Exercise details: Copy the data below word for word, from its first line through the line that contains "- sheet-tab-calc[interactable]: 抵抗計算書１: [574, 662, 650, 673]", including both of those lines.

Information shown:

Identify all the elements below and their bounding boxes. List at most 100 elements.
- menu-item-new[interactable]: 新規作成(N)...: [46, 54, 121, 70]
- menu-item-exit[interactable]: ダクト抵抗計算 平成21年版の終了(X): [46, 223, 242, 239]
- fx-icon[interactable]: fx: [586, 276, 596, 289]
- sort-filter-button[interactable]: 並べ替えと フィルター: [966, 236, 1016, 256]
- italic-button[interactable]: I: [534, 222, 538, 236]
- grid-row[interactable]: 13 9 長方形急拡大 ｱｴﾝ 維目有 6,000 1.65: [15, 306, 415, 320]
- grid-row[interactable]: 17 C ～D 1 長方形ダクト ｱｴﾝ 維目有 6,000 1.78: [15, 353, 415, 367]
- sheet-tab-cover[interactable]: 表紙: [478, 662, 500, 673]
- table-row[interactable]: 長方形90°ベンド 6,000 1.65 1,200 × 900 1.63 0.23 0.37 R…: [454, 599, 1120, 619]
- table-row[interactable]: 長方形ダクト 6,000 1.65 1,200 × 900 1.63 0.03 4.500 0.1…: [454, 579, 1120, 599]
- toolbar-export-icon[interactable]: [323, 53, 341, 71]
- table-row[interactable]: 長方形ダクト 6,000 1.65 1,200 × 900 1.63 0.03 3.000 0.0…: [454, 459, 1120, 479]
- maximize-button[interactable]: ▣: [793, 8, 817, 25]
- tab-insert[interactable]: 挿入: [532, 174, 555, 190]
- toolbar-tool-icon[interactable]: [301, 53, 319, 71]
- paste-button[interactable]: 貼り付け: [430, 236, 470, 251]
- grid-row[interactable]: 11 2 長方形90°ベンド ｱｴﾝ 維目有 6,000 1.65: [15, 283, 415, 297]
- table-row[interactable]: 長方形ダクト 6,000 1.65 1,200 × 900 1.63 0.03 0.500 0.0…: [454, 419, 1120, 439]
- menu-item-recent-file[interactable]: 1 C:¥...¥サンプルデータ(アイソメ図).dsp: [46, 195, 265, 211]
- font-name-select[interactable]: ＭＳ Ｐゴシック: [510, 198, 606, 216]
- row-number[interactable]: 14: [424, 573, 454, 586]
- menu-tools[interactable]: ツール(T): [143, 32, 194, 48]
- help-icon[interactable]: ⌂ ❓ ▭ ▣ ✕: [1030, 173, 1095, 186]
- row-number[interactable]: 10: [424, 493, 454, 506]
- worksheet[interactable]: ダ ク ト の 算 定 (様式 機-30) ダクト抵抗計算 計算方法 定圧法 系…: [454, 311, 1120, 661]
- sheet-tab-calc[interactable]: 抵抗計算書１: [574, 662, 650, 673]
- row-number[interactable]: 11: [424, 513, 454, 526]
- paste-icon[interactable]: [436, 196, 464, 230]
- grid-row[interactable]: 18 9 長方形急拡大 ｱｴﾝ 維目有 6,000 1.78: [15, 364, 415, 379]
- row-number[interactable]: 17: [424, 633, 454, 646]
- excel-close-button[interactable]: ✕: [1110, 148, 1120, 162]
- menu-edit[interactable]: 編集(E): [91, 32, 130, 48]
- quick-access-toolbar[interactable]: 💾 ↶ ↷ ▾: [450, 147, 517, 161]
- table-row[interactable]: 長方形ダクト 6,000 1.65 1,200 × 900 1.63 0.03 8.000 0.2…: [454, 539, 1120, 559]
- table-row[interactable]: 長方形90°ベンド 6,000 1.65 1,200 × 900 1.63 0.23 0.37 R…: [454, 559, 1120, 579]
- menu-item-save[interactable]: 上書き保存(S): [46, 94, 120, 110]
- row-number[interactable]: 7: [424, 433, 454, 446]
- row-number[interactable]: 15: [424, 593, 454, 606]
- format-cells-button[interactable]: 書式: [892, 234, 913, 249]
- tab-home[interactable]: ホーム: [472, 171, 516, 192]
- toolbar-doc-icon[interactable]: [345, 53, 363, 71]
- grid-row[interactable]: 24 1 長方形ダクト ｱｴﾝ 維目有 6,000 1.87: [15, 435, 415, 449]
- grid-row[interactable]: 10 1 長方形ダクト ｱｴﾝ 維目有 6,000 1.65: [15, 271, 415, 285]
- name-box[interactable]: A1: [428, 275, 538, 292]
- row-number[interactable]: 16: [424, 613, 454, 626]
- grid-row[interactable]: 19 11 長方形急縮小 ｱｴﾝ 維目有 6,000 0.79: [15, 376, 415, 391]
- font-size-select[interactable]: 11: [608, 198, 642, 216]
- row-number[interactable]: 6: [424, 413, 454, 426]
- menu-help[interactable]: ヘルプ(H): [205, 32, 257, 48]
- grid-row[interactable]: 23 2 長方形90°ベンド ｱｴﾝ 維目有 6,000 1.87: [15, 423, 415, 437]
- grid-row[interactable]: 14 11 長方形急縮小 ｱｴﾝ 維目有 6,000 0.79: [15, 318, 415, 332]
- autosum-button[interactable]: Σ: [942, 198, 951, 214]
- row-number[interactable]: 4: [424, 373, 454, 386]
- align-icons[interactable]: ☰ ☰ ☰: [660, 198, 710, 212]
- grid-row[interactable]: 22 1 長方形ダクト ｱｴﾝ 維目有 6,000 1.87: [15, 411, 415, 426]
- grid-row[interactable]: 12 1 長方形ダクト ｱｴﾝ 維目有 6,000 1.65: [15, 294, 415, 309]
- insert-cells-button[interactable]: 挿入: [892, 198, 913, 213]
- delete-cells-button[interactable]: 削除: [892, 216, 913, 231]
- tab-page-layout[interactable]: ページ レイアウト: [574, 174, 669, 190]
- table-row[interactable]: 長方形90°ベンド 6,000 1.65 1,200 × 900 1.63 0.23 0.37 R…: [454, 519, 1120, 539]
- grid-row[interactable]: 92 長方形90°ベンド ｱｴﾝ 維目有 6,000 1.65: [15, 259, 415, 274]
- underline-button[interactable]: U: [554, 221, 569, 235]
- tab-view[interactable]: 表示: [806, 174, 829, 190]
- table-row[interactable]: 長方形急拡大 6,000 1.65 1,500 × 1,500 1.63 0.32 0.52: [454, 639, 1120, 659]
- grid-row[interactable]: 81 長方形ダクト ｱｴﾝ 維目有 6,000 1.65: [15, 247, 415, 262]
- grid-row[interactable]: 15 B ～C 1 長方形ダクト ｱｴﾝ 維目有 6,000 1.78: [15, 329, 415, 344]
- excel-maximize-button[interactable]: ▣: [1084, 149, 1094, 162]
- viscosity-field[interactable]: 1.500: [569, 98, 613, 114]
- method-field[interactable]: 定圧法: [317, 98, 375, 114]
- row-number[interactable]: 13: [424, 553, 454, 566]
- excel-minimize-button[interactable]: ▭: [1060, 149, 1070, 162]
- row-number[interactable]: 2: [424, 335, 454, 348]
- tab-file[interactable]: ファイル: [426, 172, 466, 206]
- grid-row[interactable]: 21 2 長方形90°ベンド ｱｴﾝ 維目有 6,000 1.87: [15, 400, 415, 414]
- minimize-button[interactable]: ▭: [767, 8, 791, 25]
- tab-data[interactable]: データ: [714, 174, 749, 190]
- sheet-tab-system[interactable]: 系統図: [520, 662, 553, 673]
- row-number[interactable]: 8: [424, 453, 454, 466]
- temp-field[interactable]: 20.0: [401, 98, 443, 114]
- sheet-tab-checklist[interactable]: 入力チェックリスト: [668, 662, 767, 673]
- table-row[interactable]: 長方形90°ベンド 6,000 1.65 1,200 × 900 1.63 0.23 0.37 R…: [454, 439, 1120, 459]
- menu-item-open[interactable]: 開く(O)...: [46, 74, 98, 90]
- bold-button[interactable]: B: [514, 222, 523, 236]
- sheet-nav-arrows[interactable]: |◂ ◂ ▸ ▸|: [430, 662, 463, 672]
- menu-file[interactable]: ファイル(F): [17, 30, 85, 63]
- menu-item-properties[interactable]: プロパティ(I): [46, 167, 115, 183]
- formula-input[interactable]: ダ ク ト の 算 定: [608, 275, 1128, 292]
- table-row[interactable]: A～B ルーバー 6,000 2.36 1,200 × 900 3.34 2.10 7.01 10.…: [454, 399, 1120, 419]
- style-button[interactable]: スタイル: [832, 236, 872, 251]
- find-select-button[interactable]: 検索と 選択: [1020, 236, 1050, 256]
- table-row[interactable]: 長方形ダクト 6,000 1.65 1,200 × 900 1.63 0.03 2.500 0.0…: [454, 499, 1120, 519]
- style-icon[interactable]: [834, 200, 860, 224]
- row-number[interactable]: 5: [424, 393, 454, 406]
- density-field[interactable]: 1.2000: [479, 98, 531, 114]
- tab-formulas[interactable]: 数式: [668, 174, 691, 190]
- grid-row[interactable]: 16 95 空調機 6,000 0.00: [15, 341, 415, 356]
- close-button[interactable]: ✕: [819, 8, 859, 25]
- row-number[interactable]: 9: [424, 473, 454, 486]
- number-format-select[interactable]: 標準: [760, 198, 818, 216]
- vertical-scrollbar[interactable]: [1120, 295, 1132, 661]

Result below:
Identify all the elements below and their bounding boxes. List at most 100 elements.
- menu-item-new[interactable]: 新規作成(N)...: [46, 54, 121, 70]
- menu-item-exit[interactable]: ダクト抵抗計算 平成21年版の終了(X): [46, 223, 242, 239]
- fx-icon[interactable]: fx: [586, 276, 596, 289]
- sort-filter-button[interactable]: 並べ替えと フィルター: [966, 236, 1016, 256]
- italic-button[interactable]: I: [534, 222, 538, 236]
- grid-row[interactable]: 13 9 長方形急拡大 ｱｴﾝ 維目有 6,000 1.65: [15, 306, 415, 320]
- grid-row[interactable]: 17 C ～D 1 長方形ダクト ｱｴﾝ 維目有 6,000 1.78: [15, 353, 415, 367]
- sheet-tab-cover[interactable]: 表紙: [478, 662, 500, 673]
- table-row[interactable]: 長方形90°ベンド 6,000 1.65 1,200 × 900 1.63 0.23 0.37 R…: [454, 599, 1120, 619]
- table-row[interactable]: 長方形ダクト 6,000 1.65 1,200 × 900 1.63 0.03 4.500 0.1…: [454, 579, 1120, 599]
- toolbar-export-icon[interactable]: [323, 53, 341, 71]
- table-row[interactable]: 長方形ダクト 6,000 1.65 1,200 × 900 1.63 0.03 3.000 0.0…: [454, 459, 1120, 479]
- maximize-button[interactable]: ▣: [793, 8, 817, 25]
- tab-insert[interactable]: 挿入: [532, 174, 555, 190]
- toolbar-tool-icon[interactable]: [301, 53, 319, 71]
- paste-button[interactable]: 貼り付け: [430, 236, 470, 251]
- grid-row[interactable]: 11 2 長方形90°ベンド ｱｴﾝ 維目有 6,000 1.65: [15, 283, 415, 297]
- table-row[interactable]: 長方形ダクト 6,000 1.65 1,200 × 900 1.63 0.03 0.500 0.0…: [454, 419, 1120, 439]
- menu-item-recent-file[interactable]: 1 C:¥...¥サンプルデータ(アイソメ図).dsp: [46, 195, 265, 211]
- font-name-select[interactable]: ＭＳ Ｐゴシック: [510, 198, 606, 216]
- row-number[interactable]: 14: [424, 573, 454, 586]
- menu-tools[interactable]: ツール(T): [143, 32, 194, 48]
- help-icon[interactable]: ⌂ ❓ ▭ ▣ ✕: [1030, 173, 1095, 186]
- row-number[interactable]: 10: [424, 493, 454, 506]
- worksheet[interactable]: ダ ク ト の 算 定 (様式 機-30) ダクト抵抗計算 計算方法 定圧法 系…: [454, 311, 1120, 661]
- sheet-tab-calc[interactable]: 抵抗計算書１: [574, 662, 650, 673]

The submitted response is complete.